__SUPPLIED DATA__

- - - -

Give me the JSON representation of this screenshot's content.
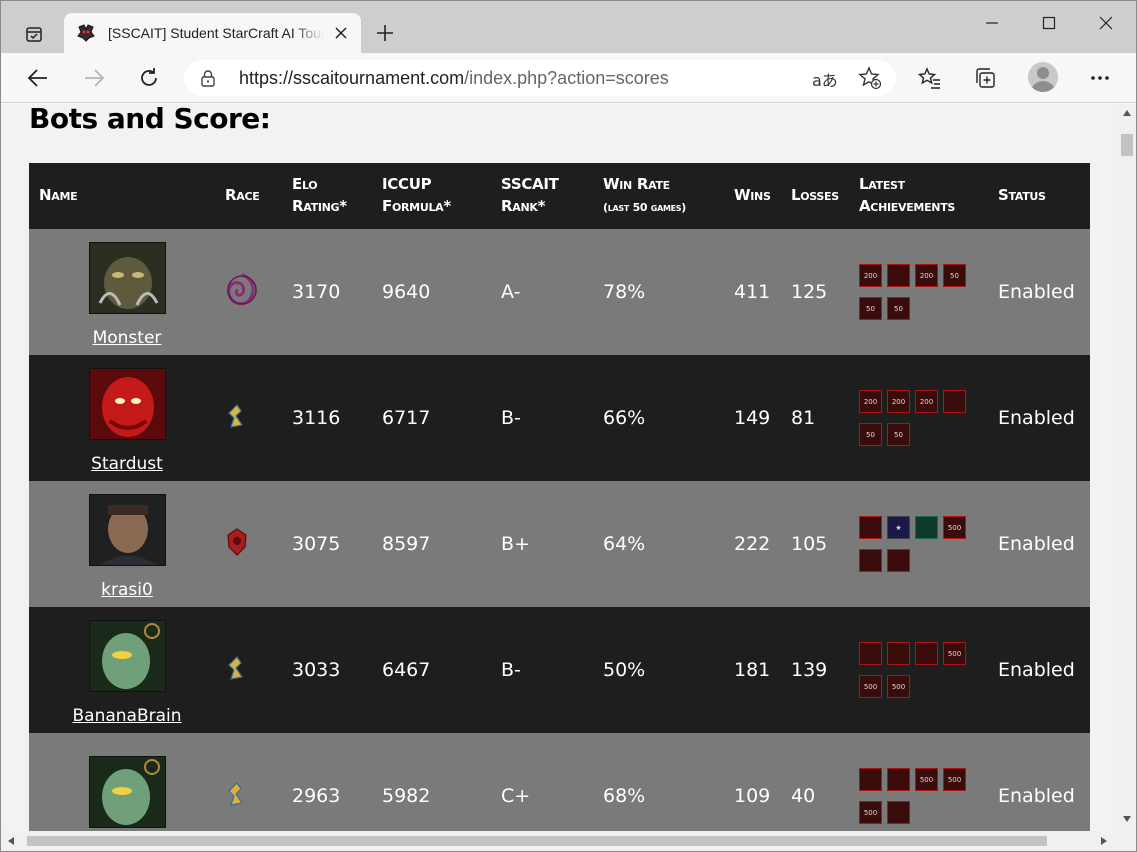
{
  "browser": {
    "tab_title": "[SSCAIT] Student StarCraft AI Tournament",
    "url_host": "https://sscaitournament.com",
    "url_path": "/index.php?action=scores",
    "read_aloud_label": "aあ"
  },
  "page": {
    "heading": "Bots and Score:"
  },
  "table": {
    "headers": {
      "name": "Name",
      "race": "Race",
      "elo_line1": "Elo",
      "elo_line2": "Rating*",
      "iccup_line1": "ICCUP",
      "iccup_line2": "Formula*",
      "sscait_line1": "SSCAIT",
      "sscait_line2": "Rank*",
      "winrate_line1": "Win Rate",
      "winrate_line2": "(last 50 games)",
      "wins": "Wins",
      "losses": "Losses",
      "ach_line1": "Latest",
      "ach_line2": "Achievements",
      "status": "Status"
    },
    "rows": [
      {
        "name": "Monster",
        "race": "zerg-icon",
        "elo": "3170",
        "iccup": "9640",
        "rank": "A-",
        "winrate": "78%",
        "wins": "411",
        "losses": "125",
        "status": "Enabled",
        "achievements": [
          "200",
          "",
          "200",
          "50",
          "50",
          "50"
        ]
      },
      {
        "name": "Stardust",
        "race": "protoss-icon",
        "elo": "3116",
        "iccup": "6717",
        "rank": "B-",
        "winrate": "66%",
        "wins": "149",
        "losses": "81",
        "status": "Enabled",
        "achievements": [
          "200",
          "200",
          "200",
          "",
          "50",
          "50"
        ]
      },
      {
        "name": "krasi0",
        "race": "terran-icon",
        "elo": "3075",
        "iccup": "8597",
        "rank": "B+",
        "winrate": "64%",
        "wins": "222",
        "losses": "105",
        "status": "Enabled",
        "achievements": [
          "",
          "★",
          "",
          "500",
          "",
          ""
        ]
      },
      {
        "name": "BananaBrain",
        "race": "protoss-icon",
        "elo": "3033",
        "iccup": "6467",
        "rank": "B-",
        "winrate": "50%",
        "wins": "181",
        "losses": "139",
        "status": "Enabled",
        "achievements": [
          "",
          "",
          "",
          "500",
          "500",
          "500"
        ]
      },
      {
        "name": "",
        "race": "protoss-icon",
        "elo": "2963",
        "iccup": "5982",
        "rank": "C+",
        "winrate": "68%",
        "wins": "109",
        "losses": "40",
        "status": "Enabled",
        "achievements": [
          "",
          "",
          "500",
          "500",
          "500",
          ""
        ]
      }
    ]
  },
  "colors": {
    "header_bg": "#1e1e1e",
    "row_light": "#7a7a7a",
    "row_dark": "#1e1e1e",
    "status_enabled": "#5fc24a",
    "achievement_border": "#b01515"
  }
}
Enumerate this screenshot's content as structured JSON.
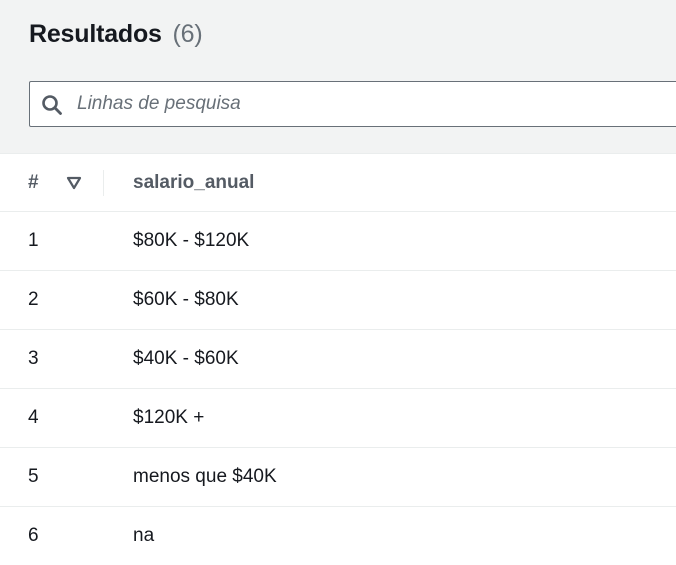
{
  "results": {
    "title": "Resultados",
    "count": "(6)"
  },
  "search": {
    "placeholder": "Linhas de pesquisa",
    "value": "",
    "icon": "search-icon"
  },
  "table": {
    "columns": [
      "#",
      "salario_anual"
    ],
    "sort_icon": "sort-descending-icon",
    "rows": [
      {
        "num": "1",
        "salario_anual": "$80K - $120K"
      },
      {
        "num": "2",
        "salario_anual": "$60K - $80K"
      },
      {
        "num": "3",
        "salario_anual": "$40K - $60K"
      },
      {
        "num": "4",
        "salario_anual": "$120K +"
      },
      {
        "num": "5",
        "salario_anual": "menos que $40K"
      },
      {
        "num": "6",
        "salario_anual": "na"
      }
    ]
  },
  "colors": {
    "header_bg": "#f2f3f3",
    "text": "#16191f",
    "muted": "#687078",
    "border": "#eaeded"
  }
}
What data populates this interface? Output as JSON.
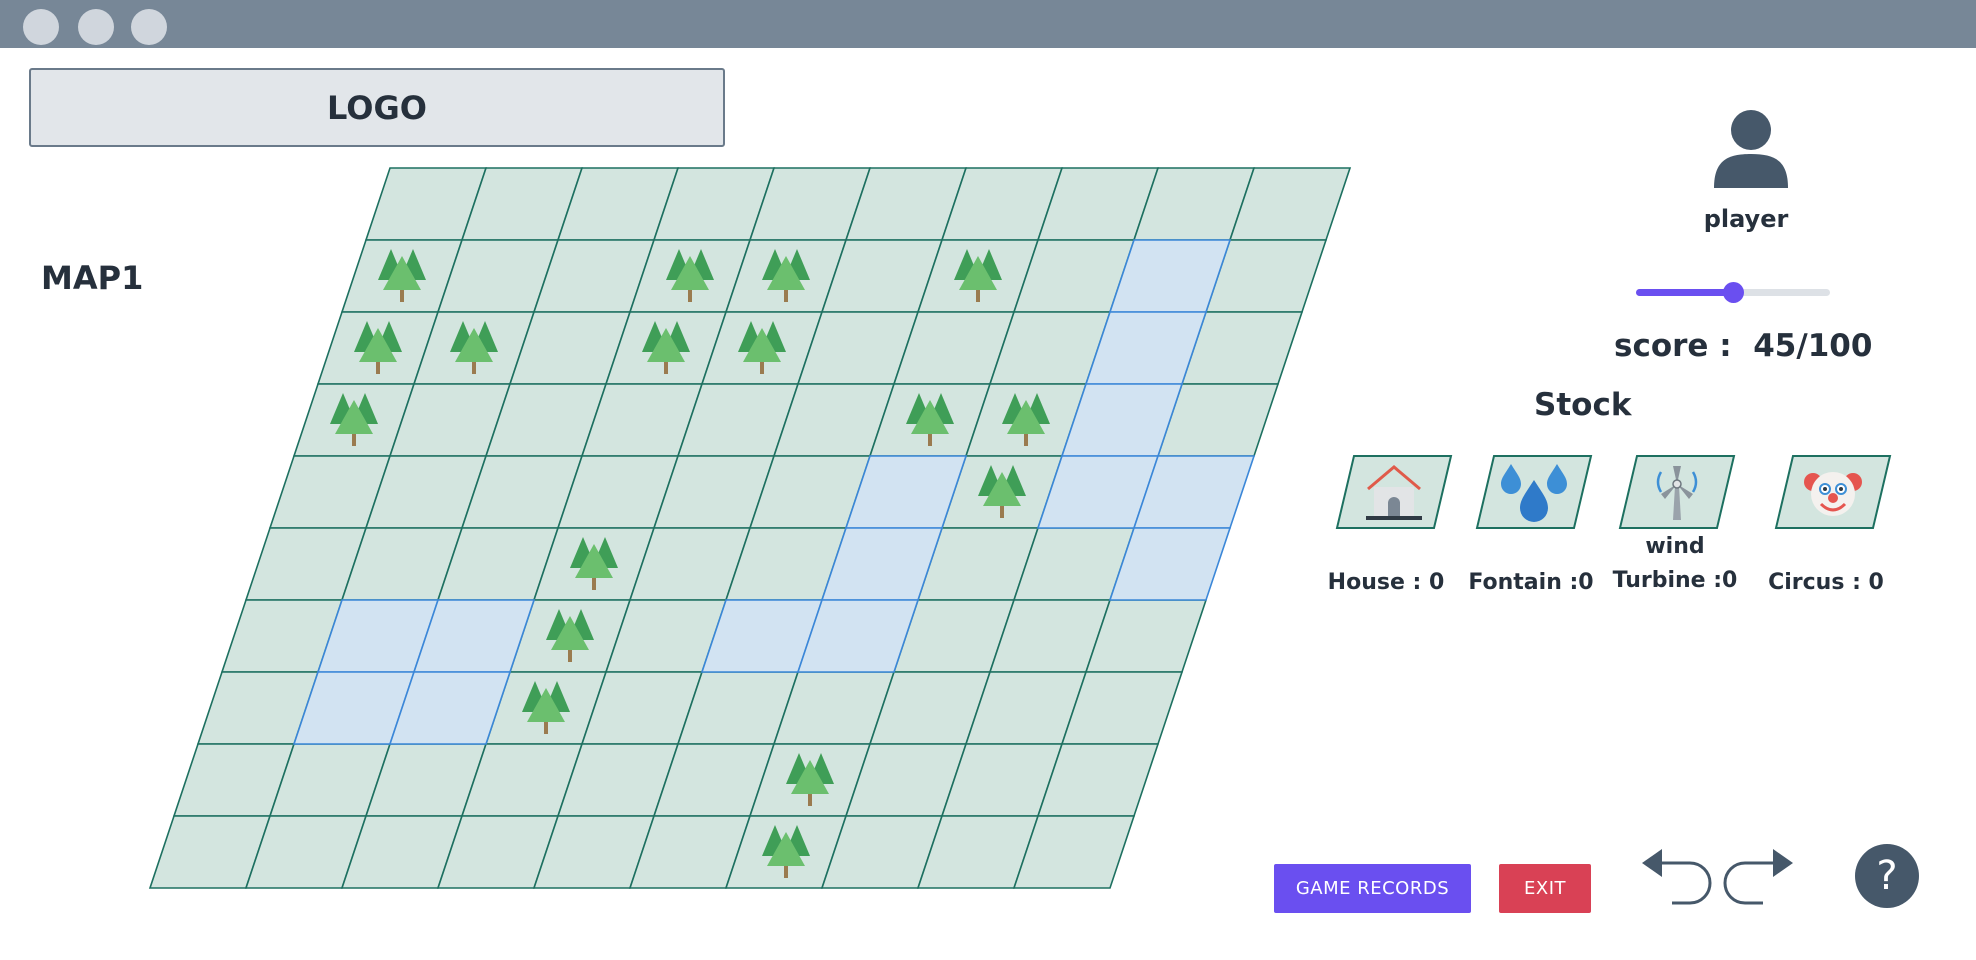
{
  "window": {
    "controls": [
      "close",
      "minimize",
      "maximize"
    ]
  },
  "logo": {
    "text": "LOGO"
  },
  "map": {
    "title": "MAP1",
    "rows": 10,
    "cols": 10,
    "colors": {
      "grass": "#d3e5df",
      "grass_border": "#1d7060",
      "water": "#d2e3f2",
      "water_border": "#3b87d8"
    },
    "water_cells": [
      [
        1,
        8
      ],
      [
        2,
        8
      ],
      [
        3,
        8
      ],
      [
        4,
        6
      ],
      [
        4,
        8
      ],
      [
        4,
        9
      ],
      [
        5,
        6
      ],
      [
        5,
        9
      ],
      [
        6,
        1
      ],
      [
        6,
        2
      ],
      [
        6,
        5
      ],
      [
        6,
        6
      ],
      [
        7,
        1
      ],
      [
        7,
        2
      ]
    ],
    "tree_cells": [
      [
        1,
        0
      ],
      [
        1,
        3
      ],
      [
        1,
        4
      ],
      [
        1,
        6
      ],
      [
        2,
        0
      ],
      [
        2,
        1
      ],
      [
        2,
        3
      ],
      [
        2,
        4
      ],
      [
        3,
        0
      ],
      [
        3,
        6
      ],
      [
        3,
        7
      ],
      [
        4,
        7
      ],
      [
        5,
        3
      ],
      [
        6,
        3
      ],
      [
        7,
        3
      ],
      [
        8,
        6
      ],
      [
        9,
        6
      ]
    ]
  },
  "player": {
    "name": "player",
    "progress": 0.5
  },
  "score": {
    "label": "score :",
    "value": "45/100"
  },
  "stock": {
    "title": "Stock",
    "items": [
      {
        "icon": "house-icon",
        "label": "House : 0"
      },
      {
        "icon": "fountain-icon",
        "label": "Fontain :0"
      },
      {
        "icon": "wind-turbine-icon",
        "label": "wind\nTurbine :0"
      },
      {
        "icon": "circus-clown-icon",
        "label": "Circus : 0"
      }
    ]
  },
  "buttons": {
    "game_records": "GAME RECORDS",
    "exit": "EXIT"
  },
  "controls": {
    "undo_icon": "undo-arrow-icon",
    "redo_icon": "redo-arrow-icon",
    "help_label": "?"
  },
  "colors": {
    "accent": "#6a4ff0",
    "danger": "#d94155",
    "titlebar": "#778797"
  }
}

- - - -

Go through the entries above and output them exactly, without pictures.

Give me the JSON representation of this screenshot's content.
{
  "browser": {
    "tab_title": "[SSCAIT] Student StarCraft AI Tournament",
    "url_host": "https://sscaitournament.com",
    "url_path": "/index.php?action=scores",
    "read_aloud_label": "aあ"
  },
  "page": {
    "heading": "Bots and Score:"
  },
  "table": {
    "headers": {
      "name": "Name",
      "race": "Race",
      "elo_line1": "Elo",
      "elo_line2": "Rating*",
      "iccup_line1": "ICCUP",
      "iccup_line2": "Formula*",
      "sscait_line1": "SSCAIT",
      "sscait_line2": "Rank*",
      "winrate_line1": "Win Rate",
      "winrate_line2": "(last 50 games)",
      "wins": "Wins",
      "losses": "Losses",
      "ach_line1": "Latest",
      "ach_line2": "Achievements",
      "status": "Status"
    },
    "rows": [
      {
        "name": "Monster",
        "race": "zerg-icon",
        "elo": "3170",
        "iccup": "9640",
        "rank": "A-",
        "winrate": "78%",
        "wins": "411",
        "losses": "125",
        "status": "Enabled",
        "achievements": [
          "200",
          "",
          "200",
          "50",
          "50",
          "50"
        ]
      },
      {
        "name": "Stardust",
        "race": "protoss-icon",
        "elo": "3116",
        "iccup": "6717",
        "rank": "B-",
        "winrate": "66%",
        "wins": "149",
        "losses": "81",
        "status": "Enabled",
        "achievements": [
          "200",
          "200",
          "200",
          "",
          "50",
          "50"
        ]
      },
      {
        "name": "krasi0",
        "race": "terran-icon",
        "elo": "3075",
        "iccup": "8597",
        "rank": "B+",
        "winrate": "64%",
        "wins": "222",
        "losses": "105",
        "status": "Enabled",
        "achievements": [
          "",
          "★",
          "",
          "500",
          "",
          ""
        ]
      },
      {
        "name": "BananaBrain",
        "race": "protoss-icon",
        "elo": "3033",
        "iccup": "6467",
        "rank": "B-",
        "winrate": "50%",
        "wins": "181",
        "losses": "139",
        "status": "Enabled",
        "achievements": [
          "",
          "",
          "",
          "500",
          "500",
          "500"
        ]
      },
      {
        "name": "",
        "race": "protoss-icon",
        "elo": "2963",
        "iccup": "5982",
        "rank": "C+",
        "winrate": "68%",
        "wins": "109",
        "losses": "40",
        "status": "Enabled",
        "achievements": [
          "",
          "",
          "500",
          "500",
          "500",
          ""
        ]
      }
    ]
  },
  "colors": {
    "header_bg": "#1e1e1e",
    "row_light": "#7a7a7a",
    "row_dark": "#1e1e1e",
    "status_enabled": "#5fc24a",
    "achievement_border": "#b01515"
  }
}
Enumerate this screenshot's content as structured JSON.
{
  "results": {
    "title": "Resultados",
    "count": "(6)"
  },
  "search": {
    "placeholder": "Linhas de pesquisa",
    "value": "",
    "icon": "search-icon"
  },
  "table": {
    "columns": [
      "#",
      "salario_anual"
    ],
    "sort_icon": "sort-descending-icon",
    "rows": [
      {
        "num": "1",
        "salario_anual": "$80K - $120K"
      },
      {
        "num": "2",
        "salario_anual": "$60K - $80K"
      },
      {
        "num": "3",
        "salario_anual": "$40K - $60K"
      },
      {
        "num": "4",
        "salario_anual": "$120K +"
      },
      {
        "num": "5",
        "salario_anual": "menos que $40K"
      },
      {
        "num": "6",
        "salario_anual": "na"
      }
    ]
  },
  "colors": {
    "header_bg": "#f2f3f3",
    "text": "#16191f",
    "muted": "#687078",
    "border": "#eaeded"
  }
}
What data populates this interface? Output as JSON.
{
  "window": {
    "controls": [
      "close",
      "minimize",
      "maximize"
    ]
  },
  "logo": {
    "text": "LOGO"
  },
  "map": {
    "title": "MAP1",
    "rows": 10,
    "cols": 10,
    "colors": {
      "grass": "#d3e5df",
      "grass_border": "#1d7060",
      "water": "#d2e3f2",
      "water_border": "#3b87d8"
    },
    "water_cells": [
      [
        1,
        8
      ],
      [
        2,
        8
      ],
      [
        3,
        8
      ],
      [
        4,
        6
      ],
      [
        4,
        8
      ],
      [
        4,
        9
      ],
      [
        5,
        6
      ],
      [
        5,
        9
      ],
      [
        6,
        1
      ],
      [
        6,
        2
      ],
      [
        6,
        5
      ],
      [
        6,
        6
      ],
      [
        7,
        1
      ],
      [
        7,
        2
      ]
    ],
    "tree_cells": [
      [
        1,
        0
      ],
      [
        1,
        3
      ],
      [
        1,
        4
      ],
      [
        1,
        6
      ],
      [
        2,
        0
      ],
      [
        2,
        1
      ],
      [
        2,
        3
      ],
      [
        2,
        4
      ],
      [
        3,
        0
      ],
      [
        3,
        6
      ],
      [
        3,
        7
      ],
      [
        4,
        7
      ],
      [
        5,
        3
      ],
      [
        6,
        3
      ],
      [
        7,
        3
      ],
      [
        8,
        6
      ],
      [
        9,
        6
      ]
    ]
  },
  "player": {
    "name": "player",
    "progress": 0.5
  },
  "score": {
    "label": "score :",
    "value": "45/100"
  },
  "stock": {
    "title": "Stock",
    "items": [
      {
        "icon": "house-icon",
        "label": "House : 0"
      },
      {
        "icon": "fountain-icon",
        "label": "Fontain :0"
      },
      {
        "icon": "wind-turbine-icon",
        "label": "wind\nTurbine :0"
      },
      {
        "icon": "circus-clown-icon",
        "label": "Circus : 0"
      }
    ]
  },
  "buttons": {
    "game_records": "GAME RECORDS",
    "exit": "EXIT"
  },
  "controls": {
    "undo_icon": "undo-arrow-icon",
    "redo_icon": "redo-arrow-icon",
    "help_label": "?"
  },
  "colors": {
    "accent": "#6a4ff0",
    "danger": "#d94155",
    "titlebar": "#778797"
  }
}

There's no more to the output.